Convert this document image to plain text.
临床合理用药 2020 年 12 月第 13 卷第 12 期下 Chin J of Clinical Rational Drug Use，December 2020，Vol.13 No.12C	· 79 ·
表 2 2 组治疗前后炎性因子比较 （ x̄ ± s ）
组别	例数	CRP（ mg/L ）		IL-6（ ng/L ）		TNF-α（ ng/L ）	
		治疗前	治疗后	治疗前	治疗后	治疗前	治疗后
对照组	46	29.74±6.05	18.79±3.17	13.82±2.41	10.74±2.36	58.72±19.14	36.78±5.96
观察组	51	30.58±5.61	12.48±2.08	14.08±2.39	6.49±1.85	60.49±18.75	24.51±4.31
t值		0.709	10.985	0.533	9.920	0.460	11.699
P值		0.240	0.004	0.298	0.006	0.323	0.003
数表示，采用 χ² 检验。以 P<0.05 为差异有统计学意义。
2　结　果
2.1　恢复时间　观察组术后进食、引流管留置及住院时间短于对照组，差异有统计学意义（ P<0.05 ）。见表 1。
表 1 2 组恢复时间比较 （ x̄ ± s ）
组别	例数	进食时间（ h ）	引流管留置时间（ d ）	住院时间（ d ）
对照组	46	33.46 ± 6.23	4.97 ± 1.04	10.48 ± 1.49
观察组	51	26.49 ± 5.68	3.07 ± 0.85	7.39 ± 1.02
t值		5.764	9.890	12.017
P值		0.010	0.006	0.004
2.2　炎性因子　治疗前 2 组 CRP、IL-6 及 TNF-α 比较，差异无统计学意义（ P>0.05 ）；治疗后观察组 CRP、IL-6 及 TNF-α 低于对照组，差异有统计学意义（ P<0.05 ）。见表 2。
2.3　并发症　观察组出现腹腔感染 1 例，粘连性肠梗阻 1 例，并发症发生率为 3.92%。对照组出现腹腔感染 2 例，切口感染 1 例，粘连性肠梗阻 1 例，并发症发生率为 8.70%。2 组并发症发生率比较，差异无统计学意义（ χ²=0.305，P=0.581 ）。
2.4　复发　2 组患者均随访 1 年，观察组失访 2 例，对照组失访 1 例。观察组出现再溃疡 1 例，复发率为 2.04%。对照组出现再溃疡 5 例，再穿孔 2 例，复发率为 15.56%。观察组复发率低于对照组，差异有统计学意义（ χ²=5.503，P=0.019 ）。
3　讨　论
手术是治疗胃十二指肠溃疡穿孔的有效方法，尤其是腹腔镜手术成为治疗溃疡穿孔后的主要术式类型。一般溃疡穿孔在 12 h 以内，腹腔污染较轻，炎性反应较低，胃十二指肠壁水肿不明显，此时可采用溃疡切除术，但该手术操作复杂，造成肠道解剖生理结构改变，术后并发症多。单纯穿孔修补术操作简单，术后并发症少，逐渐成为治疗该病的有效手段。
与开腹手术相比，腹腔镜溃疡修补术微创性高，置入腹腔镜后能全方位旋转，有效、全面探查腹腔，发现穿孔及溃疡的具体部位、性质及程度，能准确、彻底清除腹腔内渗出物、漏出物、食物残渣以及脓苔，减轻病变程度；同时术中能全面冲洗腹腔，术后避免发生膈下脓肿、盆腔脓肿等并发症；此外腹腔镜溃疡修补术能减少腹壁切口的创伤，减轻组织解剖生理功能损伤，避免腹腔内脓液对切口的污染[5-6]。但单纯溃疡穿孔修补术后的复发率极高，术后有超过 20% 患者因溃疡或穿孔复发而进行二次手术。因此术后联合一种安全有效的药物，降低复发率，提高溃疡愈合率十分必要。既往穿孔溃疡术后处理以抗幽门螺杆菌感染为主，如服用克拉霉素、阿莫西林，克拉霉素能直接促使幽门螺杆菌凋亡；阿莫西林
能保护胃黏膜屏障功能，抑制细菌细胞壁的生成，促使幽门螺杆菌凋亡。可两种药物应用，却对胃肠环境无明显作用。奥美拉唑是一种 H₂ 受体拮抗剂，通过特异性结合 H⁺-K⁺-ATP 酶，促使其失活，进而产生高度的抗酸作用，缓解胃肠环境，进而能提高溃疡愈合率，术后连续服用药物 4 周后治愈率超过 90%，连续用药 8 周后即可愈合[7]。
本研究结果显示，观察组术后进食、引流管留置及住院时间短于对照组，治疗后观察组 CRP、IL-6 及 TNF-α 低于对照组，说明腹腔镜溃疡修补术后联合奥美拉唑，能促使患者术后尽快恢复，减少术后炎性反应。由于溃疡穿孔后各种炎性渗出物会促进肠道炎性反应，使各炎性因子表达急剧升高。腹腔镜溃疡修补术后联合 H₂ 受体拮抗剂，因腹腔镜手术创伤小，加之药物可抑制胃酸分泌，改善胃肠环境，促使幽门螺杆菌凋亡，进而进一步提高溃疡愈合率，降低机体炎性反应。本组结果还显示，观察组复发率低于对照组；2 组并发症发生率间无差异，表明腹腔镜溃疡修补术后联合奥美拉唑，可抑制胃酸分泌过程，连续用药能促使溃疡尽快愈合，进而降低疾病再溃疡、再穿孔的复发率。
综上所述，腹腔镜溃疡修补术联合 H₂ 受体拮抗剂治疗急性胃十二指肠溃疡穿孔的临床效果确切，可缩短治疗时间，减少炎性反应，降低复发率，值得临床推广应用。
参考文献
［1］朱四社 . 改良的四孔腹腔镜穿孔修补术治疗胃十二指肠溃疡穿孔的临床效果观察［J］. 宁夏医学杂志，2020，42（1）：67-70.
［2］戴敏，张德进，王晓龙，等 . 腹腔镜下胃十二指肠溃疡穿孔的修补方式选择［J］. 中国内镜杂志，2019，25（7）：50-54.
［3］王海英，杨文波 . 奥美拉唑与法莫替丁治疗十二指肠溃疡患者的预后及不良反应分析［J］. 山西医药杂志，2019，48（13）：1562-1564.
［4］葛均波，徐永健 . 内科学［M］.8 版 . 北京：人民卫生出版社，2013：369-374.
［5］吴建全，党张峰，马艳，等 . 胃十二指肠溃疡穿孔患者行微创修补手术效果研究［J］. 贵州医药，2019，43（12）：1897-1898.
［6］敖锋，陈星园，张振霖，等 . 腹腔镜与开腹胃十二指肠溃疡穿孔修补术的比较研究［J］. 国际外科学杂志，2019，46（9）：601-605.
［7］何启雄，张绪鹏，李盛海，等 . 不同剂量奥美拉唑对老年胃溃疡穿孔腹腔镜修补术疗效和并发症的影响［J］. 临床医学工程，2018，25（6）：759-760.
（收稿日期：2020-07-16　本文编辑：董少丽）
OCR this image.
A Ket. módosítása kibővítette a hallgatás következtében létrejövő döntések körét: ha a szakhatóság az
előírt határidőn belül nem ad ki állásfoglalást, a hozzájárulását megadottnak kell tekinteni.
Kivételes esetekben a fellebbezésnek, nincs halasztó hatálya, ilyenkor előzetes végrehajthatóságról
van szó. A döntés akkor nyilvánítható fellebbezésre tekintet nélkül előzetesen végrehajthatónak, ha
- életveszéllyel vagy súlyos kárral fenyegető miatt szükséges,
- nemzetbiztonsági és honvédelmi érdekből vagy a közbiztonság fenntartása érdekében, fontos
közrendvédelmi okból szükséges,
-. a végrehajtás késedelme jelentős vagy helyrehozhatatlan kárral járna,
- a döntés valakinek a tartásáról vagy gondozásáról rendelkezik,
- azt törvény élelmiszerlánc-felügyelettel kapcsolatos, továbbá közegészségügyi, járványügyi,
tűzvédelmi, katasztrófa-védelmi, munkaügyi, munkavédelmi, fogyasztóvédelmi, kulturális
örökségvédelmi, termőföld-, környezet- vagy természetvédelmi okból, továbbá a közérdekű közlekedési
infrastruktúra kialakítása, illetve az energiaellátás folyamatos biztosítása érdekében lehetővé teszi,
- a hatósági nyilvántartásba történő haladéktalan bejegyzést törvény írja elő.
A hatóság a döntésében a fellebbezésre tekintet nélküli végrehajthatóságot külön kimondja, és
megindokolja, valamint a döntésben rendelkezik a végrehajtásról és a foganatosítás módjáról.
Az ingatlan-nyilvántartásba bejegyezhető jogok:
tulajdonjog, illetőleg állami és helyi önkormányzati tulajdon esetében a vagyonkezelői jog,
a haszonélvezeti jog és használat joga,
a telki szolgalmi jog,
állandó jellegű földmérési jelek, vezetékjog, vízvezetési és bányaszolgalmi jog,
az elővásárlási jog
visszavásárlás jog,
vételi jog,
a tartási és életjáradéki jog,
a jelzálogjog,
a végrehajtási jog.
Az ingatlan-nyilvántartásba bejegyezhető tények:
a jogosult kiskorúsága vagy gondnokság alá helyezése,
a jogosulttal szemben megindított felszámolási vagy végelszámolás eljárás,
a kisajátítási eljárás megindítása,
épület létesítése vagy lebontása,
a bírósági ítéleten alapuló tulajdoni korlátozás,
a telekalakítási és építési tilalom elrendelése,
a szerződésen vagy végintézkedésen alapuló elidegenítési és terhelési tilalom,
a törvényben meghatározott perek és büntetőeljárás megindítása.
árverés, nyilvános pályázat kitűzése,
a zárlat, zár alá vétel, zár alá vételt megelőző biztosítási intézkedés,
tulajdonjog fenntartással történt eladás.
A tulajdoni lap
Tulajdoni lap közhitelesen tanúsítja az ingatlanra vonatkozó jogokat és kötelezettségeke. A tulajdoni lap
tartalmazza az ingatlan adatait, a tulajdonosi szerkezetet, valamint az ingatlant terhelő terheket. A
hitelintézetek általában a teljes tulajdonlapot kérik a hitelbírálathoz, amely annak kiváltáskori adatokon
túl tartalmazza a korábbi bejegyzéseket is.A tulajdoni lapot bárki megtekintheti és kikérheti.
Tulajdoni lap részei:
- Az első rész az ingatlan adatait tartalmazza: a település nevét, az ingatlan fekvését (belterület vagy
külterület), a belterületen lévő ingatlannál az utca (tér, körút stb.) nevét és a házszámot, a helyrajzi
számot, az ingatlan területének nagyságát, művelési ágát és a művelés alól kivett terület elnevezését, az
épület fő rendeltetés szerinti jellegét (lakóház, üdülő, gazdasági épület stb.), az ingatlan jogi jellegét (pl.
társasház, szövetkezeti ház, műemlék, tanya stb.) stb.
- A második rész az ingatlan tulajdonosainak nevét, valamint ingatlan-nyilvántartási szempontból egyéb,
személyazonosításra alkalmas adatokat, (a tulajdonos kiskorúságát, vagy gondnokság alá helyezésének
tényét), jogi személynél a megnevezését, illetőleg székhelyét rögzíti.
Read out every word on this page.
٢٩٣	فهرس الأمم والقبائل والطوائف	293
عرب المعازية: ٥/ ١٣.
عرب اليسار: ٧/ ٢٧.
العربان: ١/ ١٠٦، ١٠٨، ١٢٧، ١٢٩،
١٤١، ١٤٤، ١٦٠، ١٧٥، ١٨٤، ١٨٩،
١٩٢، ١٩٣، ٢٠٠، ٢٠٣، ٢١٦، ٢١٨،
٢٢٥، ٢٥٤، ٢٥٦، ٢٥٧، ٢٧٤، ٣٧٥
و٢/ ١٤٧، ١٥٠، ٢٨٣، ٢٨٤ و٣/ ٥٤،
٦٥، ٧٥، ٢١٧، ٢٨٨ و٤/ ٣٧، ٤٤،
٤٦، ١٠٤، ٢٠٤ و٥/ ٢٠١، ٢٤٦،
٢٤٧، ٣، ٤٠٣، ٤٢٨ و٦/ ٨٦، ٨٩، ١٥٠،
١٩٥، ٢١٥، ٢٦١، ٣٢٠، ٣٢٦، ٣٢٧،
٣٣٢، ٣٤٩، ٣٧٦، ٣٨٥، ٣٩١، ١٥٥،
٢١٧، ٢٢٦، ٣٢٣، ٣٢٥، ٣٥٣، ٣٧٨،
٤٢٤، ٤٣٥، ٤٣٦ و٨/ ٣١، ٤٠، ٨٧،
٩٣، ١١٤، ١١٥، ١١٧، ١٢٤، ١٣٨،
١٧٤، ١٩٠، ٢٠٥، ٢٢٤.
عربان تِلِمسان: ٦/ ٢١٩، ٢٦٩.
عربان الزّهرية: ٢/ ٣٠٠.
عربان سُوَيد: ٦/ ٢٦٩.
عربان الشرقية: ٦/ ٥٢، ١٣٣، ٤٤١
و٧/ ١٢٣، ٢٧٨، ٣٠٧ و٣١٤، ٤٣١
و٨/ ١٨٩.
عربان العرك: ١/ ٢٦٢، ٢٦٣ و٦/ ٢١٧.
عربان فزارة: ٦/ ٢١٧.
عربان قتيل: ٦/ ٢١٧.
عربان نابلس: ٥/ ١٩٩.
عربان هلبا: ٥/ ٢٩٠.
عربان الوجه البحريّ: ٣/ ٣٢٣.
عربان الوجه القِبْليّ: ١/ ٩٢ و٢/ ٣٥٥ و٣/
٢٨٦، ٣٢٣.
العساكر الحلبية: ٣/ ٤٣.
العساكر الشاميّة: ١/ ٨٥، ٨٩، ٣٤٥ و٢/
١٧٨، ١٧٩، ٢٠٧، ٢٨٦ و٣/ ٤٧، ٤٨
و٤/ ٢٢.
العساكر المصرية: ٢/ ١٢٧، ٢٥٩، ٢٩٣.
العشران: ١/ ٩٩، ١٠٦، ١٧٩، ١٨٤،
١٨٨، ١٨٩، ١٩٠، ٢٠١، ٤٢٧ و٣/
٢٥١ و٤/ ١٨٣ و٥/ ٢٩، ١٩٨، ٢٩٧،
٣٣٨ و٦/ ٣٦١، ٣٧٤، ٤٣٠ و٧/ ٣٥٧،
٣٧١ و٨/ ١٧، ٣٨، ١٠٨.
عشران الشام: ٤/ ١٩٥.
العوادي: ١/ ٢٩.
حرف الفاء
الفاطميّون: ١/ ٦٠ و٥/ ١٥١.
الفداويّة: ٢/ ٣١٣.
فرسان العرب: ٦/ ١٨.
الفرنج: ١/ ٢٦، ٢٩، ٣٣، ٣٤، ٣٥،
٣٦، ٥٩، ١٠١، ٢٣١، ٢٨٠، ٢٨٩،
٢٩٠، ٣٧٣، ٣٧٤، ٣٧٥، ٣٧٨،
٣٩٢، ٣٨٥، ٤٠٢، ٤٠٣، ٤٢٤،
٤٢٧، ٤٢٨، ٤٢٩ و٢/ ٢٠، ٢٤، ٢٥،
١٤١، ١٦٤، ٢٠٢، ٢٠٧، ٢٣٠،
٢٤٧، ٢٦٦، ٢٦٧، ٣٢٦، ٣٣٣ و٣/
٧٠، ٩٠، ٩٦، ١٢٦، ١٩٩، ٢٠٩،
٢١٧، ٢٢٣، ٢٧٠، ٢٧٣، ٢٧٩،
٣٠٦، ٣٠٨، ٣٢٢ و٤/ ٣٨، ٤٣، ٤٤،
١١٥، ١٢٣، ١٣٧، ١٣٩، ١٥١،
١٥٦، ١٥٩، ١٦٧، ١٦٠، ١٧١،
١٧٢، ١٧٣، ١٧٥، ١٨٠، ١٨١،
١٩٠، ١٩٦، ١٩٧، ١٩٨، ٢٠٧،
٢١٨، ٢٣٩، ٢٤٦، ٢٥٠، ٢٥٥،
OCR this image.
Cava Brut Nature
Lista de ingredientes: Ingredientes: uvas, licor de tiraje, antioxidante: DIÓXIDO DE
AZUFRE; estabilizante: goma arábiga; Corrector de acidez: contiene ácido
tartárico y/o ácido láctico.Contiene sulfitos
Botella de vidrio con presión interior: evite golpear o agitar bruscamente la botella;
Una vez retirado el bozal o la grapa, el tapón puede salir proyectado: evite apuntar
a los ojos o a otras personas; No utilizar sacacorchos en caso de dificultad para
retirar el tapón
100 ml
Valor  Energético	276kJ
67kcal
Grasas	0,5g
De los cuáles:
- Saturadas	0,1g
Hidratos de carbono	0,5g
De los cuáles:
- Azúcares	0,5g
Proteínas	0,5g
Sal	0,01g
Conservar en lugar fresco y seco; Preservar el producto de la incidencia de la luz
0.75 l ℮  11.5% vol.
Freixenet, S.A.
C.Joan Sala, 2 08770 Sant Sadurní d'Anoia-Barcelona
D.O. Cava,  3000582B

▶ Objective: Your task is to gather every line with the word "rendelkezik" and copy it.

▶ Answer below:
- a döntés valakinek a tartásáról vagy gondozásáról rendelkezik,
megindokolja, valamint a döntésben rendelkezik a végrehajtásról és a foganatosítás módjáról.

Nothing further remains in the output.